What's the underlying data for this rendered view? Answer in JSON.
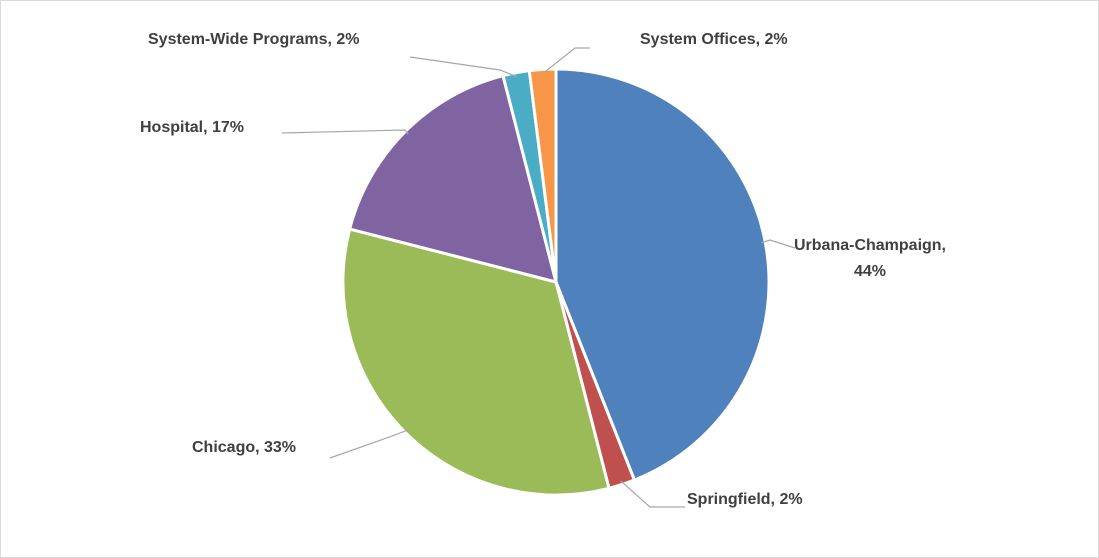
{
  "chart_data": {
    "type": "pie",
    "categories": [
      "Urbana-Champaign",
      "Springfield",
      "Chicago",
      "Hospital",
      "System-Wide Programs",
      "System Offices"
    ],
    "values": [
      44,
      2,
      33,
      17,
      2,
      2
    ],
    "value_labels": [
      "Urbana-Champaign, 44%",
      "Springfield, 2%",
      "Chicago, 33%",
      "Hospital, 17%",
      "System-Wide Programs, 2%",
      "System Offices, 2%"
    ],
    "colors": [
      "#4f81bd",
      "#c0504d",
      "#9bbb59",
      "#8064a2",
      "#4bacc6",
      "#f79646"
    ]
  }
}
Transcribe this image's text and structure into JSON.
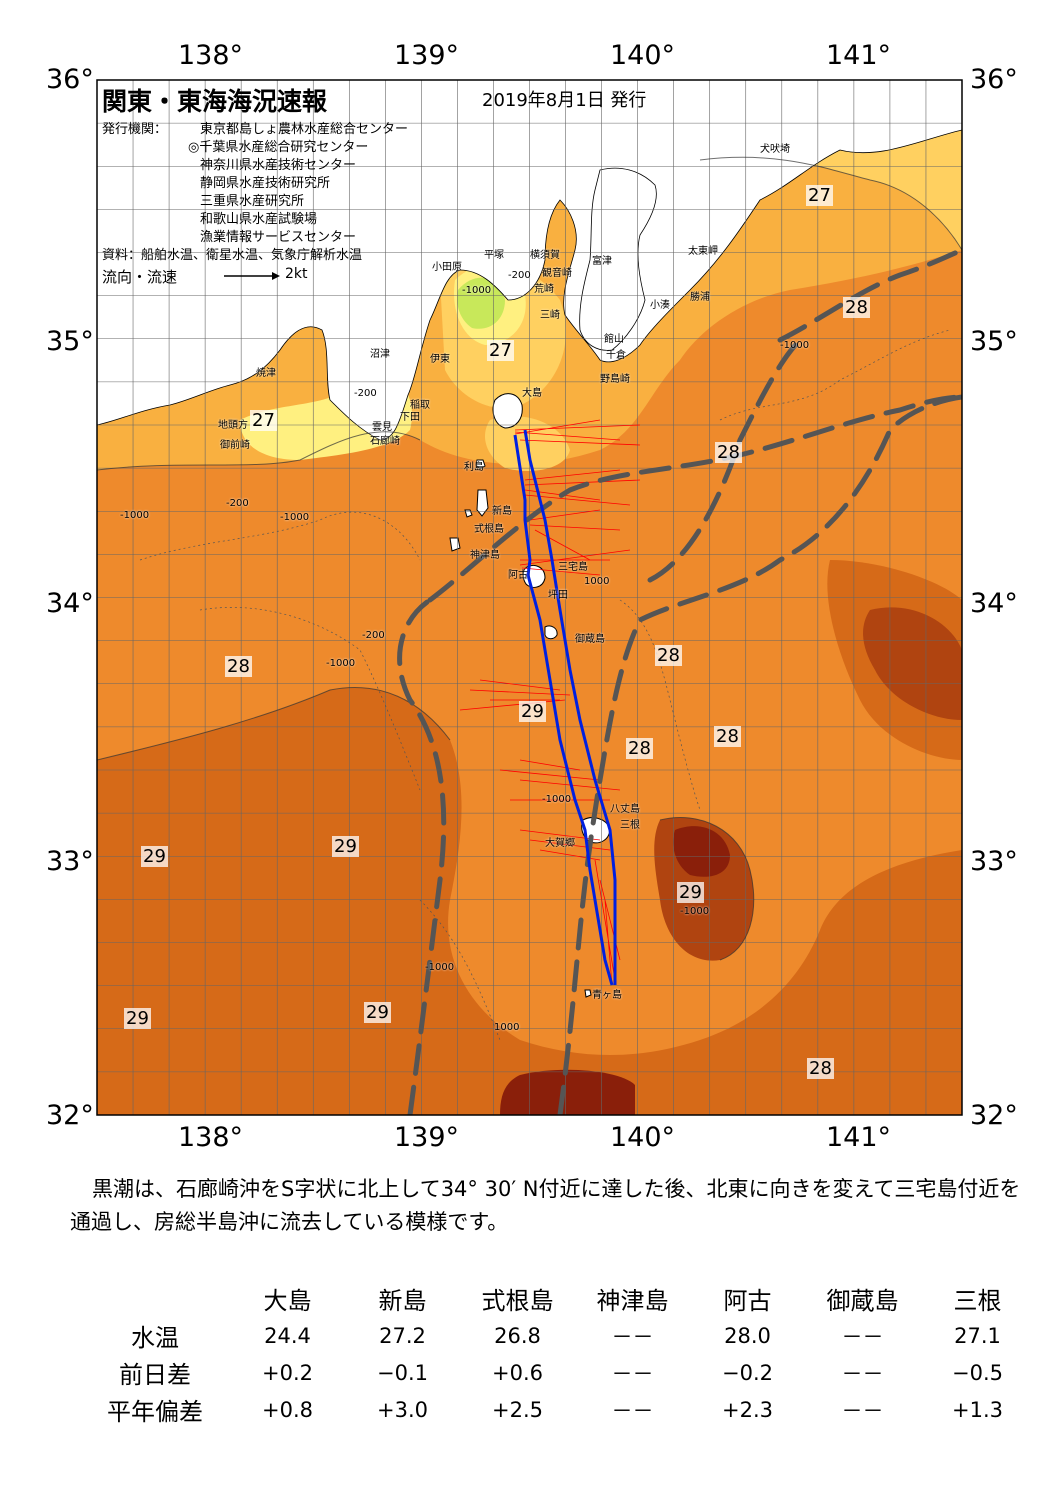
{
  "map": {
    "title": "関東・東海海況速報",
    "issue_date": "2019年8月1日 発行",
    "issuers_label": "発行機関：",
    "issuers": [
      "東京都島しょ農林水産総合センター",
      "◎千葉県水産総合研究センター",
      "神奈川県水産技術センター",
      "静岡県水産技術研究所",
      "三重県水産研究所",
      "和歌山県水産試験場",
      "漁業情報サービスセンター"
    ],
    "sources": "資料：船舶水温、衛星水温、気象庁解析水温",
    "flow_legend": "流向・流速",
    "flow_scale": "2kt",
    "lon_labels": [
      "138°",
      "139°",
      "140°",
      "141°"
    ],
    "lat_labels": [
      "36°",
      "35°",
      "34°",
      "33°",
      "32°"
    ],
    "extent": {
      "lon": [
        137.5,
        141.5
      ],
      "lat": [
        32,
        36
      ]
    },
    "place_names": [
      "犬吠埼",
      "太東岬",
      "勝浦",
      "小湊",
      "富津",
      "横須賀",
      "観音崎",
      "平塚",
      "小田原",
      "荒崎",
      "三崎",
      "館山",
      "千倉",
      "野島崎",
      "伊東",
      "沼津",
      "焼津",
      "稲取",
      "下田",
      "雲見",
      "石廊崎",
      "地頭方",
      "御前崎",
      "大島",
      "利島",
      "新島",
      "式根島",
      "神津島",
      "阿古",
      "三宅島",
      "坪田",
      "御蔵島",
      "八丈島",
      "三根",
      "大賀郷",
      "青ヶ島"
    ],
    "isotherm_labels": [
      "27",
      "27",
      "27",
      "28",
      "28",
      "28",
      "28",
      "28",
      "28",
      "28",
      "29",
      "29",
      "29",
      "29",
      "29",
      "29"
    ],
    "depth_labels": [
      "-200",
      "-1000",
      "-200",
      "-1000",
      "-200",
      "-1000",
      "-1000",
      "-1000",
      "-200",
      "1000",
      "-1000",
      "-1000",
      "1000",
      "-1000"
    ],
    "colors": {
      "t24": "#c8e85a",
      "t25": "#fff080",
      "t26": "#ffd060",
      "t27": "#f9b040",
      "t28": "#ee8a2c",
      "t29": "#d66a18",
      "t30": "#b04410",
      "t31": "#8a1f0a",
      "kuroshio_axis": "#555555",
      "ship_track": "#0020e0",
      "current_vector": "#ff0000"
    }
  },
  "description": "黒潮は、石廊崎沖をS字状に北上して34° 30′ N付近に達した後、北東に向きを変えて三宅島付近を通過し、房総半島沖に流去している模様です。",
  "table": {
    "stations": [
      "大島",
      "新島",
      "式根島",
      "神津島",
      "阿古",
      "御蔵島",
      "三根"
    ],
    "rows": [
      {
        "label": "水温",
        "values": [
          "24.4",
          "27.2",
          "26.8",
          "－－",
          "28.0",
          "－－",
          "27.1"
        ]
      },
      {
        "label": "前日差",
        "values": [
          "+0.2",
          "−0.1",
          "+0.6",
          "－－",
          "−0.2",
          "－－",
          "−0.5"
        ]
      },
      {
        "label": "平年偏差",
        "values": [
          "+0.8",
          "+3.0",
          "+2.5",
          "－－",
          "+2.3",
          "－－",
          "+1.3"
        ]
      }
    ]
  }
}
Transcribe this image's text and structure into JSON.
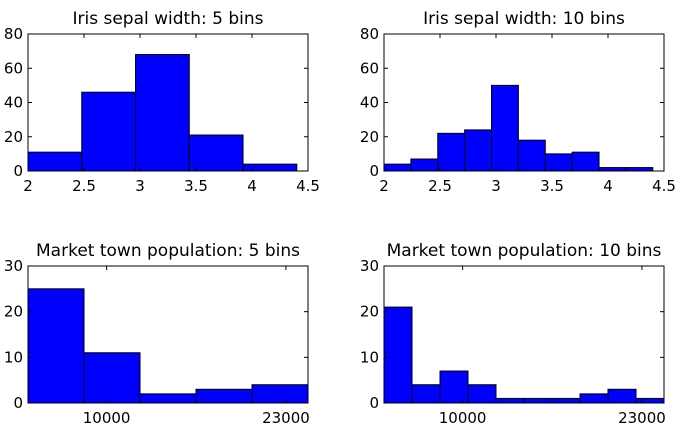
{
  "colors": {
    "bar_fill": "#0000ff",
    "bar_edge": "#000000",
    "axes": "#000000",
    "background": "#ffffff"
  },
  "chart_data": [
    {
      "type": "bar",
      "title": "Iris sepal width: 5 bins",
      "bin_edges": [
        2.0,
        2.48,
        2.96,
        3.44,
        3.92,
        4.4
      ],
      "values": [
        11,
        46,
        68,
        21,
        4
      ],
      "xlim": [
        2,
        4.5
      ],
      "ylim": [
        0,
        80
      ],
      "xticks": [
        2,
        2.5,
        3,
        3.5,
        4,
        4.5
      ],
      "xtick_labels": [
        "2",
        "2.5",
        "3",
        "3.5",
        "4",
        "4.5"
      ],
      "yticks": [
        0,
        20,
        40,
        60,
        80
      ],
      "ytick_labels": [
        "0",
        "20",
        "40",
        "60",
        "80"
      ],
      "grid": false
    },
    {
      "type": "bar",
      "title": "Iris sepal width: 10 bins",
      "bin_edges": [
        2.0,
        2.24,
        2.48,
        2.72,
        2.96,
        3.2,
        3.44,
        3.68,
        3.92,
        4.16,
        4.4
      ],
      "values": [
        4,
        7,
        22,
        24,
        50,
        18,
        10,
        11,
        2,
        2
      ],
      "xlim": [
        2,
        4.5
      ],
      "ylim": [
        0,
        80
      ],
      "xticks": [
        2,
        2.5,
        3,
        3.5,
        4,
        4.5
      ],
      "xtick_labels": [
        "2",
        "2.5",
        "3",
        "3.5",
        "4",
        "4.5"
      ],
      "yticks": [
        0,
        20,
        40,
        60,
        80
      ],
      "ytick_labels": [
        "0",
        "20",
        "40",
        "60",
        "80"
      ],
      "grid": false
    },
    {
      "type": "bar",
      "title": "Market town population: 5 bins",
      "bin_edges": [
        4300,
        8360,
        12420,
        16480,
        20540,
        24600
      ],
      "values": [
        25,
        11,
        2,
        3,
        4
      ],
      "xlim": [
        4300,
        24600
      ],
      "ylim": [
        0,
        30
      ],
      "xticks": [
        10000,
        23000
      ],
      "xtick_labels": [
        "10000",
        "23000"
      ],
      "yticks": [
        0,
        10,
        20,
        30
      ],
      "ytick_labels": [
        "0",
        "10",
        "20",
        "30"
      ],
      "grid": false
    },
    {
      "type": "bar",
      "title": "Market town population: 10 bins",
      "bin_edges": [
        4300,
        6330,
        8360,
        10390,
        12420,
        14450,
        16480,
        18510,
        20540,
        22570,
        24600
      ],
      "values": [
        21,
        4,
        7,
        4,
        1,
        1,
        1,
        2,
        3,
        1
      ],
      "xlim": [
        4300,
        24600
      ],
      "ylim": [
        0,
        30
      ],
      "xticks": [
        10000,
        23000
      ],
      "xtick_labels": [
        "10000",
        "23000"
      ],
      "yticks": [
        0,
        10,
        20,
        30
      ],
      "ytick_labels": [
        "0",
        "10",
        "20",
        "30"
      ],
      "grid": false
    }
  ]
}
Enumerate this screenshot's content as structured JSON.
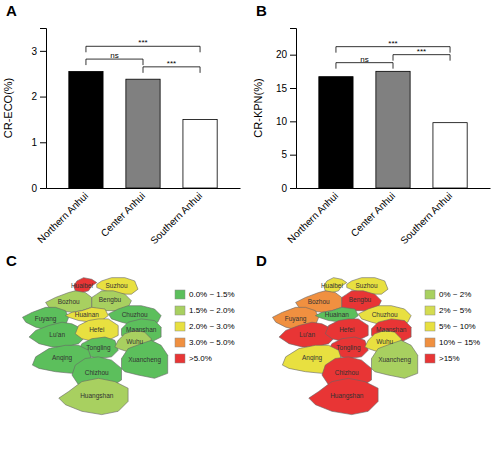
{
  "chart_data": [
    {
      "type": "bar",
      "title": "A",
      "categories": [
        "Northern Anhui",
        "Center Anhui",
        "Southern Anhui"
      ],
      "values": [
        2.55,
        2.38,
        1.5
      ],
      "colors": [
        "#000000",
        "#808080",
        "#ffffff"
      ],
      "y_label": "CR-ECO(%)",
      "ylim": [
        0,
        3.5
      ],
      "yticks": [
        0,
        1,
        2,
        3
      ],
      "annotations": [
        {
          "text": "ns",
          "between": [
            "Northern Anhui",
            "Center Anhui"
          ],
          "y": 2.82
        },
        {
          "text": "***",
          "between": [
            "Northern Anhui",
            "Southern Anhui"
          ],
          "y": 3.1
        },
        {
          "text": "***",
          "between": [
            "Center Anhui",
            "Southern Anhui"
          ],
          "y": 2.65
        }
      ]
    },
    {
      "type": "bar",
      "title": "B",
      "categories": [
        "Northern Anhui",
        "Center Anhui",
        "Southern Anhui"
      ],
      "values": [
        16.7,
        17.5,
        9.8
      ],
      "colors": [
        "#000000",
        "#808080",
        "#ffffff"
      ],
      "y_label": "CR-KPN(%)",
      "ylim": [
        0,
        24
      ],
      "yticks": [
        0,
        5,
        10,
        15,
        20
      ],
      "annotations": [
        {
          "text": "ns",
          "between": [
            "Northern Anhui",
            "Center Anhui"
          ],
          "y": 18.8
        },
        {
          "text": "***",
          "between": [
            "Northern Anhui",
            "Southern Anhui"
          ],
          "y": 21.2
        },
        {
          "text": "***",
          "between": [
            "Center Anhui",
            "Southern Anhui"
          ],
          "y": 20.0
        }
      ]
    },
    {
      "type": "map",
      "title": "C",
      "categories": [
        "Huaibei",
        "Suzhou",
        "Bozhou",
        "Bengbu",
        "Fuyang",
        "Huainan",
        "Chuzhou",
        "Lu'an",
        "Hefei",
        "Maanshan",
        "Tongling",
        "Wuhu",
        "Xuancheng",
        "Anqing",
        "Chizhou",
        "Huangshan"
      ],
      "colors": [
        "#e83535",
        "#e8e040",
        "#a8d060",
        "#a8d060",
        "#5cbf5c",
        "#e8e040",
        "#5cbf5c",
        "#5cbf5c",
        "#e8e040",
        "#5cbf5c",
        "#5cbf5c",
        "#a8d060",
        "#5cbf5c",
        "#5cbf5c",
        "#5cbf5c",
        "#a8d060"
      ],
      "series": [
        {
          "name": "0.0% ~ 1.5%",
          "color": "#5cbf5c"
        },
        {
          "name": "1.5% ~ 2.0%",
          "color": "#a8d060"
        },
        {
          "name": "2.0% ~ 3.0%",
          "color": "#e8e040"
        },
        {
          "name": "3.0% ~ 5.0%",
          "color": "#f09040"
        },
        {
          "name": ">5.0%",
          "color": "#e83535"
        }
      ],
      "legend": "right"
    },
    {
      "type": "map",
      "title": "D",
      "categories": [
        "Huaibei",
        "Suzhou",
        "Bozhou",
        "Bengbu",
        "Fuyang",
        "Huainan",
        "Chuzhou",
        "Lu'an",
        "Hefei",
        "Maanshan",
        "Tongling",
        "Wuhu",
        "Xuancheng",
        "Anqing",
        "Chizhou",
        "Huangshan"
      ],
      "colors": [
        "#e8e040",
        "#e8e040",
        "#f09040",
        "#e83535",
        "#f09040",
        "#5cbf5c",
        "#e8e040",
        "#e83535",
        "#e83535",
        "#e83535",
        "#e83535",
        "#e8e040",
        "#a8d060",
        "#e8e040",
        "#e83535",
        "#e83535"
      ],
      "series": [
        {
          "name": "0% ~ 2%",
          "color": "#a8d060"
        },
        {
          "name": "2% ~ 5%",
          "color": "#d4dc50"
        },
        {
          "name": "5% ~ 10%",
          "color": "#e8e040"
        },
        {
          "name": "10% ~ 15%",
          "color": "#f09040"
        },
        {
          "name": ">15%",
          "color": "#e83535"
        }
      ],
      "legend": "right"
    }
  ]
}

■ PROBLEM
Return every line from the records above that holds the word "Urbana".

■ FULL OUTPUT
      "Urbana-Champaign",
      "Urbana-Champaign, 44%",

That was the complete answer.